— Start —

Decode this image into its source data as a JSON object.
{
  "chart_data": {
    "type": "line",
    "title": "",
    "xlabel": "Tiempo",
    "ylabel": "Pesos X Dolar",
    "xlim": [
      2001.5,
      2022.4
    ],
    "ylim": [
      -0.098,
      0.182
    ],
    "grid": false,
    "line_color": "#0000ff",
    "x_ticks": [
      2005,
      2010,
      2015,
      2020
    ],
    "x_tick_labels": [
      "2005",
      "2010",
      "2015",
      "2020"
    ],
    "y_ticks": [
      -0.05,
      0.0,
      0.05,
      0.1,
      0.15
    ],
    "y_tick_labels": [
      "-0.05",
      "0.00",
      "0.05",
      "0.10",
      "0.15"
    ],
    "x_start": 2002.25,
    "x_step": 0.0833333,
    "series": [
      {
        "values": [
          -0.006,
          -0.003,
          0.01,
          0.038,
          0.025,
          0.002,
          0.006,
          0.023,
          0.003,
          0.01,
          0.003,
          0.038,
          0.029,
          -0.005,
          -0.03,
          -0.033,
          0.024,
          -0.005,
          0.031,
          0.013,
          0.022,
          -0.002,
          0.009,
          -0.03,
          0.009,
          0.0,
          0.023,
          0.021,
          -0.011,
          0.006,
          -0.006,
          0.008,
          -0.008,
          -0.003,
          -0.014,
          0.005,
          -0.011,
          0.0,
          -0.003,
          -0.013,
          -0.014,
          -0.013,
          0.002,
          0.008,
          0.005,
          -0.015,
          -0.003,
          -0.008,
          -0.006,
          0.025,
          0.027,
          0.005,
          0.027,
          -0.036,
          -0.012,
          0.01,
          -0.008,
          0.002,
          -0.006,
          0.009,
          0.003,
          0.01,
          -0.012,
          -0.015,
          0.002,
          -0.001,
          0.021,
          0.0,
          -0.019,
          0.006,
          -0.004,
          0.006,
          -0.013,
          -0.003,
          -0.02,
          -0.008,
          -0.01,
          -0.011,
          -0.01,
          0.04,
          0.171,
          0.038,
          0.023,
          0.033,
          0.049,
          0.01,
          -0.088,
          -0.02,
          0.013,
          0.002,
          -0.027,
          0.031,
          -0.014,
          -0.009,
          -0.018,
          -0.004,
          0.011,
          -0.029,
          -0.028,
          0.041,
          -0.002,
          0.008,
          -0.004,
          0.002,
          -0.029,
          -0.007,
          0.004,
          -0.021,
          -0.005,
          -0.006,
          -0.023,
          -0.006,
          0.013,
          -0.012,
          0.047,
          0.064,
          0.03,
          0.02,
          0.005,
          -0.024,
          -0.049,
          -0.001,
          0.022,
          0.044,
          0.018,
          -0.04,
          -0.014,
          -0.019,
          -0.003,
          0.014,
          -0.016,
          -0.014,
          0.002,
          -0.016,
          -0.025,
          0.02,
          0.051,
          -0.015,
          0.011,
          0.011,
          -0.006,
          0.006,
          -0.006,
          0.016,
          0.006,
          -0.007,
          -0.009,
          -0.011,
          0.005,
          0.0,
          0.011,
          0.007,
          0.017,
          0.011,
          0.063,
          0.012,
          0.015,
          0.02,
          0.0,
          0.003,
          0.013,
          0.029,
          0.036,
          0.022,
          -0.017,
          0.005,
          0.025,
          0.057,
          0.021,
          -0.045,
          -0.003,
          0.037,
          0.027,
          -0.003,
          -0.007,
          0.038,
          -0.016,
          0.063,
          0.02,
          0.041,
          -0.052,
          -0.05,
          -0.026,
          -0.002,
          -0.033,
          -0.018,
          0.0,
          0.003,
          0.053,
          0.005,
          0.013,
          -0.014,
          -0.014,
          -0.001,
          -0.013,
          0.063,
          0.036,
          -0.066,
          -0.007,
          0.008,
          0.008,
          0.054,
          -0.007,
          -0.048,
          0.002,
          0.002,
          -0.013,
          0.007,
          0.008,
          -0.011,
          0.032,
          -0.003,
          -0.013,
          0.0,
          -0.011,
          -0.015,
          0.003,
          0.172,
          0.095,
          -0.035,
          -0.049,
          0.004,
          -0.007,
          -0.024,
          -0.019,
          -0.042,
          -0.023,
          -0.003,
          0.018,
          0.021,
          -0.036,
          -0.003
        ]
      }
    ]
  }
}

— End —

**Problem to work on:** Reproduce each line of the material above precisely.

**Final result:**
Decode this image into its source data as a JSON object.
{
  "chart_data": {
    "type": "line",
    "title": "",
    "xlabel": "Tiempo",
    "ylabel": "Pesos X Dolar",
    "xlim": [
      2001.5,
      2022.4
    ],
    "ylim": [
      -0.098,
      0.182
    ],
    "grid": false,
    "line_color": "#0000ff",
    "x_ticks": [
      2005,
      2010,
      2015,
      2020
    ],
    "x_tick_labels": [
      "2005",
      "2010",
      "2015",
      "2020"
    ],
    "y_ticks": [
      -0.05,
      0.0,
      0.05,
      0.1,
      0.15
    ],
    "y_tick_labels": [
      "-0.05",
      "0.00",
      "0.05",
      "0.10",
      "0.15"
    ],
    "x_start": 2002.25,
    "x_step": 0.0833333,
    "series": [
      {
        "values": [
          -0.006,
          -0.003,
          0.01,
          0.038,
          0.025,
          0.002,
          0.006,
          0.023,
          0.003,
          0.01,
          0.003,
          0.038,
          0.029,
          -0.005,
          -0.03,
          -0.033,
          0.024,
          -0.005,
          0.031,
          0.013,
          0.022,
          -0.002,
          0.009,
          -0.03,
          0.009,
          0.0,
          0.023,
          0.021,
          -0.011,
          0.006,
          -0.006,
          0.008,
          -0.008,
          -0.003,
          -0.014,
          0.005,
          -0.011,
          0.0,
          -0.003,
          -0.013,
          -0.014,
          -0.013,
          0.002,
          0.008,
          0.005,
          -0.015,
          -0.003,
          -0.008,
          -0.006,
          0.025,
          0.027,
          0.005,
          0.027,
          -0.036,
          -0.012,
          0.01,
          -0.008,
          0.002,
          -0.006,
          0.009,
          0.003,
          0.01,
          -0.012,
          -0.015,
          0.002,
          -0.001,
          0.021,
          0.0,
          -0.019,
          0.006,
          -0.004,
          0.006,
          -0.013,
          -0.003,
          -0.02,
          -0.008,
          -0.01,
          -0.011,
          -0.01,
          0.04,
          0.171,
          0.038,
          0.023,
          0.033,
          0.049,
          0.01,
          -0.088,
          -0.02,
          0.013,
          0.002,
          -0.027,
          0.031,
          -0.014,
          -0.009,
          -0.018,
          -0.004,
          0.011,
          -0.029,
          -0.028,
          0.041,
          -0.002,
          0.008,
          -0.004,
          0.002,
          -0.029,
          -0.007,
          0.004,
          -0.021,
          -0.005,
          -0.006,
          -0.023,
          -0.006,
          0.013,
          -0.012,
          0.047,
          0.064,
          0.03,
          0.02,
          0.005,
          -0.024,
          -0.049,
          -0.001,
          0.022,
          0.044,
          0.018,
          -0.04,
          -0.014,
          -0.019,
          -0.003,
          0.014,
          -0.016,
          -0.014,
          0.002,
          -0.016,
          -0.025,
          0.02,
          0.051,
          -0.015,
          0.011,
          0.011,
          -0.006,
          0.006,
          -0.006,
          0.016,
          0.006,
          -0.007,
          -0.009,
          -0.011,
          0.005,
          0.0,
          0.011,
          0.007,
          0.017,
          0.011,
          0.063,
          0.012,
          0.015,
          0.02,
          0.0,
          0.003,
          0.013,
          0.029,
          0.036,
          0.022,
          -0.017,
          0.005,
          0.025,
          0.057,
          0.021,
          -0.045,
          -0.003,
          0.037,
          0.027,
          -0.003,
          -0.007,
          0.038,
          -0.016,
          0.063,
          0.02,
          0.041,
          -0.052,
          -0.05,
          -0.026,
          -0.002,
          -0.033,
          -0.018,
          0.0,
          0.003,
          0.053,
          0.005,
          0.013,
          -0.014,
          -0.014,
          -0.001,
          -0.013,
          0.063,
          0.036,
          -0.066,
          -0.007,
          0.008,
          0.008,
          0.054,
          -0.007,
          -0.048,
          0.002,
          0.002,
          -0.013,
          0.007,
          0.008,
          -0.011,
          0.032,
          -0.003,
          -0.013,
          0.0,
          -0.011,
          -0.015,
          0.003,
          0.172,
          0.095,
          -0.035,
          -0.049,
          0.004,
          -0.007,
          -0.024,
          -0.019,
          -0.042,
          -0.023,
          -0.003,
          0.018,
          0.021,
          -0.036,
          -0.003
        ]
      }
    ]
  }
}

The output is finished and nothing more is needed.